Your task. Reproduce all lines of the listing below in which the word "sherpa" occurs.

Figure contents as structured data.
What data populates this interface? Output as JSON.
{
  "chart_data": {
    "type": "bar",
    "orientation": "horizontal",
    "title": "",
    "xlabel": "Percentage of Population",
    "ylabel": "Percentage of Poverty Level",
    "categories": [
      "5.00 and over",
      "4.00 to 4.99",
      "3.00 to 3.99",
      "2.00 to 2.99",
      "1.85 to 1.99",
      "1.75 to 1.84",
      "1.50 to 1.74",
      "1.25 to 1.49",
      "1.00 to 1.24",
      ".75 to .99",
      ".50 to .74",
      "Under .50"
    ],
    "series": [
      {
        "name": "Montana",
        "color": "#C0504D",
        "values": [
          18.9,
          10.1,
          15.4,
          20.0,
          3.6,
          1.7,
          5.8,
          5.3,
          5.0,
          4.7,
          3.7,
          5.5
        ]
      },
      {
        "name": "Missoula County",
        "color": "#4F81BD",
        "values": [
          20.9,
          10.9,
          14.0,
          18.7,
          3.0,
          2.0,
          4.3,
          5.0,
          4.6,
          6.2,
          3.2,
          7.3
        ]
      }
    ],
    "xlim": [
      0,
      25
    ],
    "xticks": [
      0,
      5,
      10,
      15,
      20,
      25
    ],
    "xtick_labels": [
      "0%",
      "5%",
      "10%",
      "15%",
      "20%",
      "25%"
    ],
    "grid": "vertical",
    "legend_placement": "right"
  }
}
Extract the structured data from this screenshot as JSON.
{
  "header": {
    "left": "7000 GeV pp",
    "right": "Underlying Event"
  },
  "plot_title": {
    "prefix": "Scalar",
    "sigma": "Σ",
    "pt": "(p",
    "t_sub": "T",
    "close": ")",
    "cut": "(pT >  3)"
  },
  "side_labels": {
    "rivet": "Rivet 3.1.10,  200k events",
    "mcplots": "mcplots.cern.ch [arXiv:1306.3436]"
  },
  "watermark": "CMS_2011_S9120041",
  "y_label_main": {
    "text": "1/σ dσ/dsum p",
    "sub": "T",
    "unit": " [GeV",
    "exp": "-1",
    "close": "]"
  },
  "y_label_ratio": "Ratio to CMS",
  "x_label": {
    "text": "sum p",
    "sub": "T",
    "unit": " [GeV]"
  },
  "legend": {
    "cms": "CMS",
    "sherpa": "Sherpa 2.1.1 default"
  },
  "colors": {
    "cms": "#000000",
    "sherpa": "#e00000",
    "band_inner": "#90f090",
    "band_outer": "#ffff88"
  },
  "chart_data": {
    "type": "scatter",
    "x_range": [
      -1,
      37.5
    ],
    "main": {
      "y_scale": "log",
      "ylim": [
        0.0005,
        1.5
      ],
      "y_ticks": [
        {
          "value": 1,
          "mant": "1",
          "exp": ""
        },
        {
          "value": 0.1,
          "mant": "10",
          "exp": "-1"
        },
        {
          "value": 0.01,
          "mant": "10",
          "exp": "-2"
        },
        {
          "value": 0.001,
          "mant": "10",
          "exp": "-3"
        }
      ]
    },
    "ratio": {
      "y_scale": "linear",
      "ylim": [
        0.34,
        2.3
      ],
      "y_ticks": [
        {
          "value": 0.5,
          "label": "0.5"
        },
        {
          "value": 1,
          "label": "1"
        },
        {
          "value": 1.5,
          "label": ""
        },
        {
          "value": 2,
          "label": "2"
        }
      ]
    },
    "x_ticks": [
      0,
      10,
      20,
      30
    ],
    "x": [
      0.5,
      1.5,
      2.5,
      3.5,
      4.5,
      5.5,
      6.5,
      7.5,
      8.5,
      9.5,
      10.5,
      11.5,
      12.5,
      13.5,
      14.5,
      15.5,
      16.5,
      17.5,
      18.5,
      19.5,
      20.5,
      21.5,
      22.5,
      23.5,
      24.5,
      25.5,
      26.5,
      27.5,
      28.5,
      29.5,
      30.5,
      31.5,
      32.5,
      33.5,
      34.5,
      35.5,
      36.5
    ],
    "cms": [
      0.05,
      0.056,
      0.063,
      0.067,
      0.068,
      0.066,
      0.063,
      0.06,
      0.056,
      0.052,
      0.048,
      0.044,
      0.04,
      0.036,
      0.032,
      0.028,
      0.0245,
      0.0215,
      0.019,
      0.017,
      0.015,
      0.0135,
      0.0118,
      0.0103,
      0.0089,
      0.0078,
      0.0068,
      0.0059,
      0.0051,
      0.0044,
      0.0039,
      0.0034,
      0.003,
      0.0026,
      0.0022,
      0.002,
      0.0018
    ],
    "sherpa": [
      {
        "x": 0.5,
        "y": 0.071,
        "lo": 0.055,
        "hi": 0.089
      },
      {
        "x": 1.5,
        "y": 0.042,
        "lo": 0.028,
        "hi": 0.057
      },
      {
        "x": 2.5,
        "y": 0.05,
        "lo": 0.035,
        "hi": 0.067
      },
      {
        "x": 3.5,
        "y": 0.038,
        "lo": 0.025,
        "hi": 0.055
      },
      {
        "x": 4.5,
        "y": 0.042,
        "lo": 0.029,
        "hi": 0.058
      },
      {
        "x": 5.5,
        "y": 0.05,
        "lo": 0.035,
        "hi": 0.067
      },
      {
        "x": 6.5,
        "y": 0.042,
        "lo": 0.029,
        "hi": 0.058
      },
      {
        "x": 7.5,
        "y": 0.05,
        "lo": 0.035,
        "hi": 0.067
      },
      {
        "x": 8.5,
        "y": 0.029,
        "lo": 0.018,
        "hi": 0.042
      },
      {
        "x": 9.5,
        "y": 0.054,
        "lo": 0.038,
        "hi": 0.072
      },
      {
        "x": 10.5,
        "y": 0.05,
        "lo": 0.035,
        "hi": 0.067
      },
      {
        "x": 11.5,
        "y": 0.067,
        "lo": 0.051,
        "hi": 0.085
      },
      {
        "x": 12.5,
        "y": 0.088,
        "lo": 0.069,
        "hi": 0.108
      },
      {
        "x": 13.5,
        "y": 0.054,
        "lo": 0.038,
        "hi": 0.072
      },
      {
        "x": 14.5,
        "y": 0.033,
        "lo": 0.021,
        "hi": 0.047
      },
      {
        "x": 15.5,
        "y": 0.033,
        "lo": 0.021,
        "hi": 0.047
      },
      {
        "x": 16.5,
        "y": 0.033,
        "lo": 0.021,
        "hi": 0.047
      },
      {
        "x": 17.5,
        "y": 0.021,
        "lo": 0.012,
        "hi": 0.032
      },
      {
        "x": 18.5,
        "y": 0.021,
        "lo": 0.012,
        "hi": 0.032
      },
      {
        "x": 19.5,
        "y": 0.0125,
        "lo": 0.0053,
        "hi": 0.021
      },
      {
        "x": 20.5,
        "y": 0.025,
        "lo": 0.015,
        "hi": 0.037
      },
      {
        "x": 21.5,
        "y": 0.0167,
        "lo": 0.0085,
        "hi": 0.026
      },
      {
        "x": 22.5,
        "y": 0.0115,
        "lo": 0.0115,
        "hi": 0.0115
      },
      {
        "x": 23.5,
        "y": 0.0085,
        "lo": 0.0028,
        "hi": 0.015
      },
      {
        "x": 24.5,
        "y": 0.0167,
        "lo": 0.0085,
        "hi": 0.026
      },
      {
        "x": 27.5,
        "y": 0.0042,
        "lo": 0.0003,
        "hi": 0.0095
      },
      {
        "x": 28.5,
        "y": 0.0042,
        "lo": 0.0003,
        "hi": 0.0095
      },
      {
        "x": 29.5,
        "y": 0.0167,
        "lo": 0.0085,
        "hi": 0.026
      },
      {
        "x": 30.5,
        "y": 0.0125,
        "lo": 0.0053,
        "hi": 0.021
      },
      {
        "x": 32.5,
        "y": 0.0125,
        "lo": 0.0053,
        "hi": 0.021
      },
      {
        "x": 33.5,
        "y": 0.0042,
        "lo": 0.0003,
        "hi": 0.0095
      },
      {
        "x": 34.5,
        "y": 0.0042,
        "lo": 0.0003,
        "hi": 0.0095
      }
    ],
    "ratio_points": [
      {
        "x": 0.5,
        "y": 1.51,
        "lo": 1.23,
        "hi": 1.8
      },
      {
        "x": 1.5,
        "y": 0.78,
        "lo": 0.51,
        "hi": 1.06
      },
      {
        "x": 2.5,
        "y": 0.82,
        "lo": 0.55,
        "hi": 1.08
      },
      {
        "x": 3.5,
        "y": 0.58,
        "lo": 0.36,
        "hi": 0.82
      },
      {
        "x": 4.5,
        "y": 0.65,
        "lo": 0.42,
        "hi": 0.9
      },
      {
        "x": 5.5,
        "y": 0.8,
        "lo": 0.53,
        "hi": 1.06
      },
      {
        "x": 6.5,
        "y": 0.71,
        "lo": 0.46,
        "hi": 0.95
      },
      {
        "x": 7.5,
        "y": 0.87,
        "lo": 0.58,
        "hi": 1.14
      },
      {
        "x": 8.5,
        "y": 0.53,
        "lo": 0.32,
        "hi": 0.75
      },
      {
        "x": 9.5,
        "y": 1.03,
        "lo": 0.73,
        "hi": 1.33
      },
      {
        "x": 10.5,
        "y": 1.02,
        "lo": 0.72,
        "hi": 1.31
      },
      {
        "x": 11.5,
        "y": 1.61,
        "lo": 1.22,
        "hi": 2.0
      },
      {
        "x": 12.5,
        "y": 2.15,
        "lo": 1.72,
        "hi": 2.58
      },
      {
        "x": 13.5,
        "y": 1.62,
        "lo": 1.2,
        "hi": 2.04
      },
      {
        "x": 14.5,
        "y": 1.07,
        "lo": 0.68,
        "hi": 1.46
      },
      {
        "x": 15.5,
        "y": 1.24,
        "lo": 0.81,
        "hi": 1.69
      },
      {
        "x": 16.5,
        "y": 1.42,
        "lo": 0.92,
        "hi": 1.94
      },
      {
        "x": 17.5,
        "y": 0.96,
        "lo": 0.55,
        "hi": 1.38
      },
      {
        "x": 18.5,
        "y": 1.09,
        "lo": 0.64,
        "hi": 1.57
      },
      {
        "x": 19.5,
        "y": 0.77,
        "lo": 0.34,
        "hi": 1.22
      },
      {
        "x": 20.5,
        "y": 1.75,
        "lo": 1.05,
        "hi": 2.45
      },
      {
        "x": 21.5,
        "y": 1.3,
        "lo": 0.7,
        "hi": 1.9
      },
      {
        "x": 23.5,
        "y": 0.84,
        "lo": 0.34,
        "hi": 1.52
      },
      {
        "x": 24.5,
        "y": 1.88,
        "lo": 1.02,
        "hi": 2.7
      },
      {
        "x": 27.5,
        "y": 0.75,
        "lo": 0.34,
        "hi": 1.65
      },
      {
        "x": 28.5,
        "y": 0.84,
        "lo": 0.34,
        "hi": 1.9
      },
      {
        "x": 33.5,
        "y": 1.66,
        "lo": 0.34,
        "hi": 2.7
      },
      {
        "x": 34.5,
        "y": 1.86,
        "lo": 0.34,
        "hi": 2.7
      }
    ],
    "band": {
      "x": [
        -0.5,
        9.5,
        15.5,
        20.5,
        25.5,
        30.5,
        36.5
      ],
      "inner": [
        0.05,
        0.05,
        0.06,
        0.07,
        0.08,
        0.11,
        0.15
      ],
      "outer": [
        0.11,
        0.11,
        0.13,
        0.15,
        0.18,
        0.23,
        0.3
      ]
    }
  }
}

Written reply.
    "sherpa": "Sherpa 2.1.1 default"
    "sherpa": "#e00000",
    "sherpa": [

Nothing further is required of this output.